OBJECTIVE ->
Drop every picture and give the entries back exactly.

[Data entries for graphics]
++++++++++

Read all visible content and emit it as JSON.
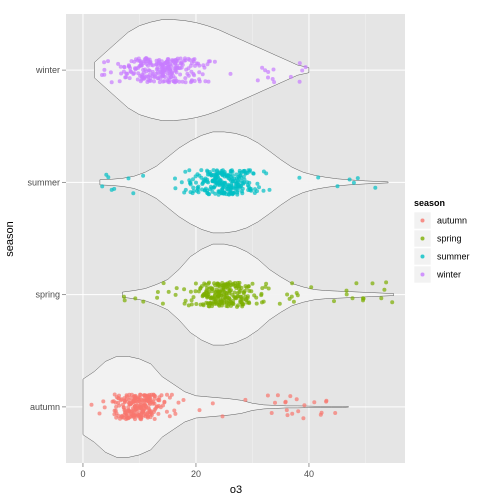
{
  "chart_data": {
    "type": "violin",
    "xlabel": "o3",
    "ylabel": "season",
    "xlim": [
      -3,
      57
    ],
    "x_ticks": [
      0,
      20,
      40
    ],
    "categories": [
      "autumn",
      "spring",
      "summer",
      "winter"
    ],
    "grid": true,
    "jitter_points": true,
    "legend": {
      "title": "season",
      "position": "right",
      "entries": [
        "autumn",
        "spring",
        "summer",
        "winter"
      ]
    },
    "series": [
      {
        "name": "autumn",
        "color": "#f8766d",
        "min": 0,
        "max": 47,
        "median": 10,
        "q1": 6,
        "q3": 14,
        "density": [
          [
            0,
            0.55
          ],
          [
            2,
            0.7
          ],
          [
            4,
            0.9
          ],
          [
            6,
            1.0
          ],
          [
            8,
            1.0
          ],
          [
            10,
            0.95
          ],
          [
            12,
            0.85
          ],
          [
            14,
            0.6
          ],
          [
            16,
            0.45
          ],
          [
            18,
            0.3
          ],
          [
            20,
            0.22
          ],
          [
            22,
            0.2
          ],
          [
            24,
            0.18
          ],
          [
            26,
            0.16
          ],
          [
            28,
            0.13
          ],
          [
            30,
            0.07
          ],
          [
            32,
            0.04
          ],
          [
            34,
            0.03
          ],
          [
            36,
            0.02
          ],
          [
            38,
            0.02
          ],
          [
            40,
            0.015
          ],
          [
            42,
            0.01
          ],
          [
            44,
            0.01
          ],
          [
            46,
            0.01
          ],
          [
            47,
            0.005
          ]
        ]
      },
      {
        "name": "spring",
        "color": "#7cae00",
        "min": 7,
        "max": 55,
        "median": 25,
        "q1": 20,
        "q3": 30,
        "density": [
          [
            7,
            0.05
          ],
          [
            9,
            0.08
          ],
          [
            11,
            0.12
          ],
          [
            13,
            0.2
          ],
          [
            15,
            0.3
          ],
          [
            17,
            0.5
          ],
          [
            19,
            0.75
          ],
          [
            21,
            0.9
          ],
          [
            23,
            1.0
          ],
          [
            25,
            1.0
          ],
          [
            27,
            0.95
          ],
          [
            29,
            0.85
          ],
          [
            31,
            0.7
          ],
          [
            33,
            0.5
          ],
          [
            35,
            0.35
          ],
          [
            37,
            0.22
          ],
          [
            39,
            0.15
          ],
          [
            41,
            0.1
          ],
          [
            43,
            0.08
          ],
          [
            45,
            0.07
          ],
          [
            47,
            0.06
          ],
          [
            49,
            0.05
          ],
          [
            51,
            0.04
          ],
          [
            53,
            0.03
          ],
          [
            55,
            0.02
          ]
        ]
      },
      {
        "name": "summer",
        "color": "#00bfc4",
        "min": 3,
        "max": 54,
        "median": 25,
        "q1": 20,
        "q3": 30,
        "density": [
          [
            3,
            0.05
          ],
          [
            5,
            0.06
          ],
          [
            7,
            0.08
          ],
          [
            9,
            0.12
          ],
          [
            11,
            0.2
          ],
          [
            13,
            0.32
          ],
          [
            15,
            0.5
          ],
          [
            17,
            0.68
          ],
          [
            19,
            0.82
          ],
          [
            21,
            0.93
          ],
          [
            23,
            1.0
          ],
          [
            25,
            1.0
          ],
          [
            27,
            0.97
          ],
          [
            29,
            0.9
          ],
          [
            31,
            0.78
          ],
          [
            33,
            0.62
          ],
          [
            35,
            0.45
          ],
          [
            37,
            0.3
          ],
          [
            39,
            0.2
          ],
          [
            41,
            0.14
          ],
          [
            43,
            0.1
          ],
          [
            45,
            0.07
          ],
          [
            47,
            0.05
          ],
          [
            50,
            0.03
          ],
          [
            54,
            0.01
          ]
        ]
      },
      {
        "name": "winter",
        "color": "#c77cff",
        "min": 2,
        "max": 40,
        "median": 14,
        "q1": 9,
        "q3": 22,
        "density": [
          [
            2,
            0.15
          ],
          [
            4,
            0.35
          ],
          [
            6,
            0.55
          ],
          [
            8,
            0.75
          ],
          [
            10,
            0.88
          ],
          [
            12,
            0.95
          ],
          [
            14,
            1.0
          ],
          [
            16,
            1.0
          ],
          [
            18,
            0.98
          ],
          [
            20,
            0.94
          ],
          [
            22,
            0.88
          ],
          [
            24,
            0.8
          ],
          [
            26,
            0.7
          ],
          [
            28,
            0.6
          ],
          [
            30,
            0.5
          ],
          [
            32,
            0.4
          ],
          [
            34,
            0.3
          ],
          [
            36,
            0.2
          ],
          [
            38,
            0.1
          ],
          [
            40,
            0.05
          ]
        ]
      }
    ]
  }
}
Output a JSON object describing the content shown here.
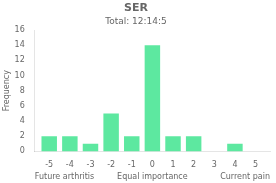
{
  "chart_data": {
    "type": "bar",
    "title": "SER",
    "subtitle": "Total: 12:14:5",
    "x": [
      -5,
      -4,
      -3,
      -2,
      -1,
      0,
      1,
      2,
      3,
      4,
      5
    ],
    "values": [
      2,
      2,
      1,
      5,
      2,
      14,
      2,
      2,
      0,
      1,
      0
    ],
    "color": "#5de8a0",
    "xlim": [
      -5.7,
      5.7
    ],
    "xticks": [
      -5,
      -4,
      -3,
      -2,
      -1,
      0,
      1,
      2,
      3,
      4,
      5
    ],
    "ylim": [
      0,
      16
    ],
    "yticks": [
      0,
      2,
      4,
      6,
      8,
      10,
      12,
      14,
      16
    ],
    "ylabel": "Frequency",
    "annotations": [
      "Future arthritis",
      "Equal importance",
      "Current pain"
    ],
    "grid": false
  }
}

++++++++++

OUTPUT ->
Read all visible content and emit it as JSON.
{
  "chart_data": {
    "type": "violin",
    "xlabel": "o3",
    "ylabel": "season",
    "xlim": [
      -3,
      57
    ],
    "x_ticks": [
      0,
      20,
      40
    ],
    "categories": [
      "autumn",
      "spring",
      "summer",
      "winter"
    ],
    "grid": true,
    "jitter_points": true,
    "legend": {
      "title": "season",
      "position": "right",
      "entries": [
        "autumn",
        "spring",
        "summer",
        "winter"
      ]
    },
    "series": [
      {
        "name": "autumn",
        "color": "#f8766d",
        "min": 0,
        "max": 47,
        "median": 10,
        "q1": 6,
        "q3": 14,
        "density": [
          [
            0,
            0.55
          ],
          [
            2,
            0.7
          ],
          [
            4,
            0.9
          ],
          [
            6,
            1.0
          ],
          [
            8,
            1.0
          ],
          [
            10,
            0.95
          ],
          [
            12,
            0.85
          ],
          [
            14,
            0.6
          ],
          [
            16,
            0.45
          ],
          [
            18,
            0.3
          ],
          [
            20,
            0.22
          ],
          [
            22,
            0.2
          ],
          [
            24,
            0.18
          ],
          [
            26,
            0.16
          ],
          [
            28,
            0.13
          ],
          [
            30,
            0.07
          ],
          [
            32,
            0.04
          ],
          [
            34,
            0.03
          ],
          [
            36,
            0.02
          ],
          [
            38,
            0.02
          ],
          [
            40,
            0.015
          ],
          [
            42,
            0.01
          ],
          [
            44,
            0.01
          ],
          [
            46,
            0.01
          ],
          [
            47,
            0.005
          ]
        ]
      },
      {
        "name": "spring",
        "color": "#7cae00",
        "min": 7,
        "max": 55,
        "median": 25,
        "q1": 20,
        "q3": 30,
        "density": [
          [
            7,
            0.05
          ],
          [
            9,
            0.08
          ],
          [
            11,
            0.12
          ],
          [
            13,
            0.2
          ],
          [
            15,
            0.3
          ],
          [
            17,
            0.5
          ],
          [
            19,
            0.75
          ],
          [
            21,
            0.9
          ],
          [
            23,
            1.0
          ],
          [
            25,
            1.0
          ],
          [
            27,
            0.95
          ],
          [
            29,
            0.85
          ],
          [
            31,
            0.7
          ],
          [
            33,
            0.5
          ],
          [
            35,
            0.35
          ],
          [
            37,
            0.22
          ],
          [
            39,
            0.15
          ],
          [
            41,
            0.1
          ],
          [
            43,
            0.08
          ],
          [
            45,
            0.07
          ],
          [
            47,
            0.06
          ],
          [
            49,
            0.05
          ],
          [
            51,
            0.04
          ],
          [
            53,
            0.03
          ],
          [
            55,
            0.02
          ]
        ]
      },
      {
        "name": "summer",
        "color": "#00bfc4",
        "min": 3,
        "max": 54,
        "median": 25,
        "q1": 20,
        "q3": 30,
        "density": [
          [
            3,
            0.05
          ],
          [
            5,
            0.06
          ],
          [
            7,
            0.08
          ],
          [
            9,
            0.12
          ],
          [
            11,
            0.2
          ],
          [
            13,
            0.32
          ],
          [
            15,
            0.5
          ],
          [
            17,
            0.68
          ],
          [
            19,
            0.82
          ],
          [
            21,
            0.93
          ],
          [
            23,
            1.0
          ],
          [
            25,
            1.0
          ],
          [
            27,
            0.97
          ],
          [
            29,
            0.9
          ],
          [
            31,
            0.78
          ],
          [
            33,
            0.62
          ],
          [
            35,
            0.45
          ],
          [
            37,
            0.3
          ],
          [
            39,
            0.2
          ],
          [
            41,
            0.14
          ],
          [
            43,
            0.1
          ],
          [
            45,
            0.07
          ],
          [
            47,
            0.05
          ],
          [
            50,
            0.03
          ],
          [
            54,
            0.01
          ]
        ]
      },
      {
        "name": "winter",
        "color": "#c77cff",
        "min": 2,
        "max": 40,
        "median": 14,
        "q1": 9,
        "q3": 22,
        "density": [
          [
            2,
            0.15
          ],
          [
            4,
            0.35
          ],
          [
            6,
            0.55
          ],
          [
            8,
            0.75
          ],
          [
            10,
            0.88
          ],
          [
            12,
            0.95
          ],
          [
            14,
            1.0
          ],
          [
            16,
            1.0
          ],
          [
            18,
            0.98
          ],
          [
            20,
            0.94
          ],
          [
            22,
            0.88
          ],
          [
            24,
            0.8
          ],
          [
            26,
            0.7
          ],
          [
            28,
            0.6
          ],
          [
            30,
            0.5
          ],
          [
            32,
            0.4
          ],
          [
            34,
            0.3
          ],
          [
            36,
            0.2
          ],
          [
            38,
            0.1
          ],
          [
            40,
            0.05
          ]
        ]
      }
    ]
  }
}
Output a JSON object describing the content shown here.
{
  "chart_data": {
    "type": "bar",
    "title": "SER",
    "subtitle": "Total: 12:14:5",
    "x": [
      -5,
      -4,
      -3,
      -2,
      -1,
      0,
      1,
      2,
      3,
      4,
      5
    ],
    "values": [
      2,
      2,
      1,
      5,
      2,
      14,
      2,
      2,
      0,
      1,
      0
    ],
    "color": "#5de8a0",
    "xlim": [
      -5.7,
      5.7
    ],
    "xticks": [
      -5,
      -4,
      -3,
      -2,
      -1,
      0,
      1,
      2,
      3,
      4,
      5
    ],
    "ylim": [
      0,
      16
    ],
    "yticks": [
      0,
      2,
      4,
      6,
      8,
      10,
      12,
      14,
      16
    ],
    "ylabel": "Frequency",
    "annotations": [
      "Future arthritis",
      "Equal importance",
      "Current pain"
    ],
    "grid": false
  }
}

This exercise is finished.